╭──

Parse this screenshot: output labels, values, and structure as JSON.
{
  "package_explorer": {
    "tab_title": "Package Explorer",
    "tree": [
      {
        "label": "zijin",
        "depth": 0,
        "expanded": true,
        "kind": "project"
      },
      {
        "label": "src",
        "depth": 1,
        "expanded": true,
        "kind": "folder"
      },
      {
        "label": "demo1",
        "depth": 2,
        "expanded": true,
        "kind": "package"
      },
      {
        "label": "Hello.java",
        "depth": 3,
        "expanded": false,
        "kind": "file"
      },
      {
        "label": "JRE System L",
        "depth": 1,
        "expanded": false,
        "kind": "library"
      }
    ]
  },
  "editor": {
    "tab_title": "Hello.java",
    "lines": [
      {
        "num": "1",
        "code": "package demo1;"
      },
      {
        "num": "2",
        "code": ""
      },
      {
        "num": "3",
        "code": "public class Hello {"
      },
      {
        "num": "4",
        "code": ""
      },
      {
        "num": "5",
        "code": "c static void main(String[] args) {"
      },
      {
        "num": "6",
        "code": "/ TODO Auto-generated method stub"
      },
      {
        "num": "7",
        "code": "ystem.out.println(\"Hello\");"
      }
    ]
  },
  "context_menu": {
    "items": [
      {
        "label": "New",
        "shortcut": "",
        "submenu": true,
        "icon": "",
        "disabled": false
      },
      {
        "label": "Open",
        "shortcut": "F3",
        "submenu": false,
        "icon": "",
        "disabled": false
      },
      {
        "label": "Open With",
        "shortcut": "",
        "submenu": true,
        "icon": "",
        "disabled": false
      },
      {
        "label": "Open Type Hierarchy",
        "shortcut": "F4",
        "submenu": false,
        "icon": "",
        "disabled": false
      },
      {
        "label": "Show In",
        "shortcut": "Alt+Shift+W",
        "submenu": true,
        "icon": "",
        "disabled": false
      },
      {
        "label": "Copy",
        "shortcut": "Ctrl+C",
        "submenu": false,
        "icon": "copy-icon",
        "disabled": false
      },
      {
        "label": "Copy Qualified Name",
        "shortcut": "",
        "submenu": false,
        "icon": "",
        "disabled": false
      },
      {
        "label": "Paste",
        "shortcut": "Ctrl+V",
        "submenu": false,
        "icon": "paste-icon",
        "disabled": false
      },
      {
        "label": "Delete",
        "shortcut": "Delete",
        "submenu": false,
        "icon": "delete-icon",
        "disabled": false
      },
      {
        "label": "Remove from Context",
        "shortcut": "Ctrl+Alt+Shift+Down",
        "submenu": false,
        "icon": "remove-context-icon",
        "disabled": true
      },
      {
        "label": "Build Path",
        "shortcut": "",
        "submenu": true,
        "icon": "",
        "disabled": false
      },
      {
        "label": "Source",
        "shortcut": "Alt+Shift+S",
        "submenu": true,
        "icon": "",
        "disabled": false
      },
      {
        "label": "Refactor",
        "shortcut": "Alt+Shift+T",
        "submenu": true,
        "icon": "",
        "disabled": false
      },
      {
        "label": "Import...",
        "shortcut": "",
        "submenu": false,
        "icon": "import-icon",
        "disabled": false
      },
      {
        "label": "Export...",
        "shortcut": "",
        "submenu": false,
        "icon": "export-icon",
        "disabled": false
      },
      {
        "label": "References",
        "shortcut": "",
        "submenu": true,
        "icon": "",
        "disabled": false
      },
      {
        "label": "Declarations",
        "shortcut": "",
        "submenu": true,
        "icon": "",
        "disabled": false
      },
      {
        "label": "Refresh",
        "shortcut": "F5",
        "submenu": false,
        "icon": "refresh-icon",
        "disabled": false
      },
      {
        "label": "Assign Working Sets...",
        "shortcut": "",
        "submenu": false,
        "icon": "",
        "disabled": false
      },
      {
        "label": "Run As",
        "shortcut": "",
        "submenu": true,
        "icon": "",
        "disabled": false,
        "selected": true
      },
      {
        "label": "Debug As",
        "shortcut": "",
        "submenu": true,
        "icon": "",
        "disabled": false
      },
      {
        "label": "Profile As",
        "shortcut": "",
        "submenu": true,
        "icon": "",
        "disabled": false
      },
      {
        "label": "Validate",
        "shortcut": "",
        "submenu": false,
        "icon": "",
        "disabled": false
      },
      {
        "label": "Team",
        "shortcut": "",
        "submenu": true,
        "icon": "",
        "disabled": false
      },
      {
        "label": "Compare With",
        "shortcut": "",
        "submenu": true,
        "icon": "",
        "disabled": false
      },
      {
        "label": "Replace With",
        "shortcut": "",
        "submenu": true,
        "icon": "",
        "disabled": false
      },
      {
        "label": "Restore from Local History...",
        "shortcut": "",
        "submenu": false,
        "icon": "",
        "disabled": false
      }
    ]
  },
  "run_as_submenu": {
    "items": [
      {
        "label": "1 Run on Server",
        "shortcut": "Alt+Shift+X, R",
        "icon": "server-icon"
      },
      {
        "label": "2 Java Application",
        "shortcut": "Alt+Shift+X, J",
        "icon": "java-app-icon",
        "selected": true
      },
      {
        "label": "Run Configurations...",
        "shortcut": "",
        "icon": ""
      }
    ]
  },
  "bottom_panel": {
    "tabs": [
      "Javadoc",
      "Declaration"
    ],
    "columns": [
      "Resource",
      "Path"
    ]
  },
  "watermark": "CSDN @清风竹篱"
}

╰──

→ What is being asked:
Each record above should be output again exactly.

→ Solution for this task:
Parse this screenshot: output labels, values, and structure as JSON.
{
  "package_explorer": {
    "tab_title": "Package Explorer",
    "tree": [
      {
        "label": "zijin",
        "depth": 0,
        "expanded": true,
        "kind": "project"
      },
      {
        "label": "src",
        "depth": 1,
        "expanded": true,
        "kind": "folder"
      },
      {
        "label": "demo1",
        "depth": 2,
        "expanded": true,
        "kind": "package"
      },
      {
        "label": "Hello.java",
        "depth": 3,
        "expanded": false,
        "kind": "file"
      },
      {
        "label": "JRE System L",
        "depth": 1,
        "expanded": false,
        "kind": "library"
      }
    ]
  },
  "editor": {
    "tab_title": "Hello.java",
    "lines": [
      {
        "num": "1",
        "code": "package demo1;"
      },
      {
        "num": "2",
        "code": ""
      },
      {
        "num": "3",
        "code": "public class Hello {"
      },
      {
        "num": "4",
        "code": ""
      },
      {
        "num": "5",
        "code": "c static void main(String[] args) {"
      },
      {
        "num": "6",
        "code": "/ TODO Auto-generated method stub"
      },
      {
        "num": "7",
        "code": "ystem.out.println(\"Hello\");"
      }
    ]
  },
  "context_menu": {
    "items": [
      {
        "label": "New",
        "shortcut": "",
        "submenu": true,
        "icon": "",
        "disabled": false
      },
      {
        "label": "Open",
        "shortcut": "F3",
        "submenu": false,
        "icon": "",
        "disabled": false
      },
      {
        "label": "Open With",
        "shortcut": "",
        "submenu": true,
        "icon": "",
        "disabled": false
      },
      {
        "label": "Open Type Hierarchy",
        "shortcut": "F4",
        "submenu": false,
        "icon": "",
        "disabled": false
      },
      {
        "label": "Show In",
        "shortcut": "Alt+Shift+W",
        "submenu": true,
        "icon": "",
        "disabled": false
      },
      {
        "label": "Copy",
        "shortcut": "Ctrl+C",
        "submenu": false,
        "icon": "copy-icon",
        "disabled": false
      },
      {
        "label": "Copy Qualified Name",
        "shortcut": "",
        "submenu": false,
        "icon": "",
        "disabled": false
      },
      {
        "label": "Paste",
        "shortcut": "Ctrl+V",
        "submenu": false,
        "icon": "paste-icon",
        "disabled": false
      },
      {
        "label": "Delete",
        "shortcut": "Delete",
        "submenu": false,
        "icon": "delete-icon",
        "disabled": false
      },
      {
        "label": "Remove from Context",
        "shortcut": "Ctrl+Alt+Shift+Down",
        "submenu": false,
        "icon": "remove-context-icon",
        "disabled": true
      },
      {
        "label": "Build Path",
        "shortcut": "",
        "submenu": true,
        "icon": "",
        "disabled": false
      },
      {
        "label": "Source",
        "shortcut": "Alt+Shift+S",
        "submenu": true,
        "icon": "",
        "disabled": false
      },
      {
        "label": "Refactor",
        "shortcut": "Alt+Shift+T",
        "submenu": true,
        "icon": "",
        "disabled": false
      },
      {
        "label": "Import...",
        "shortcut": "",
        "submenu": false,
        "icon": "import-icon",
        "disabled": false
      },
      {
        "label": "Export...",
        "shortcut": "",
        "submenu": false,
        "icon": "export-icon",
        "disabled": false
      },
      {
        "label": "References",
        "shortcut": "",
        "submenu": true,
        "icon": "",
        "disabled": false
      },
      {
        "label": "Declarations",
        "shortcut": "",
        "submenu": true,
        "icon": "",
        "disabled": false
      },
      {
        "label": "Refresh",
        "shortcut": "F5",
        "submenu": false,
        "icon": "refresh-icon",
        "disabled": false
      },
      {
        "label": "Assign Working Sets...",
        "shortcut": "",
        "submenu": false,
        "icon": "",
        "disabled": false
      },
      {
        "label": "Run As",
        "shortcut": "",
        "submenu": true,
        "icon": "",
        "disabled": false,
        "selected": true
      },
      {
        "label": "Debug As",
        "shortcut": "",
        "submenu": true,
        "icon": "",
        "disabled": false
      },
      {
        "label": "Profile As",
        "shortcut": "",
        "submenu": true,
        "icon": "",
        "disabled": false
      },
      {
        "label": "Validate",
        "shortcut": "",
        "submenu": false,
        "icon": "",
        "disabled": false
      },
      {
        "label": "Team",
        "shortcut": "",
        "submenu": true,
        "icon": "",
        "disabled": false
      },
      {
        "label": "Compare With",
        "shortcut": "",
        "submenu": true,
        "icon": "",
        "disabled": false
      },
      {
        "label": "Replace With",
        "shortcut": "",
        "submenu": true,
        "icon": "",
        "disabled": false
      },
      {
        "label": "Restore from Local History...",
        "shortcut": "",
        "submenu": false,
        "icon": "",
        "disabled": false
      }
    ]
  },
  "run_as_submenu": {
    "items": [
      {
        "label": "1 Run on Server",
        "shortcut": "Alt+Shift+X, R",
        "icon": "server-icon"
      },
      {
        "label": "2 Java Application",
        "shortcut": "Alt+Shift+X, J",
        "icon": "java-app-icon",
        "selected": true
      },
      {
        "label": "Run Configurations...",
        "shortcut": "",
        "icon": ""
      }
    ]
  },
  "bottom_panel": {
    "tabs": [
      "Javadoc",
      "Declaration"
    ],
    "columns": [
      "Resource",
      "Path"
    ]
  },
  "watermark": "CSDN @清风竹篱"
}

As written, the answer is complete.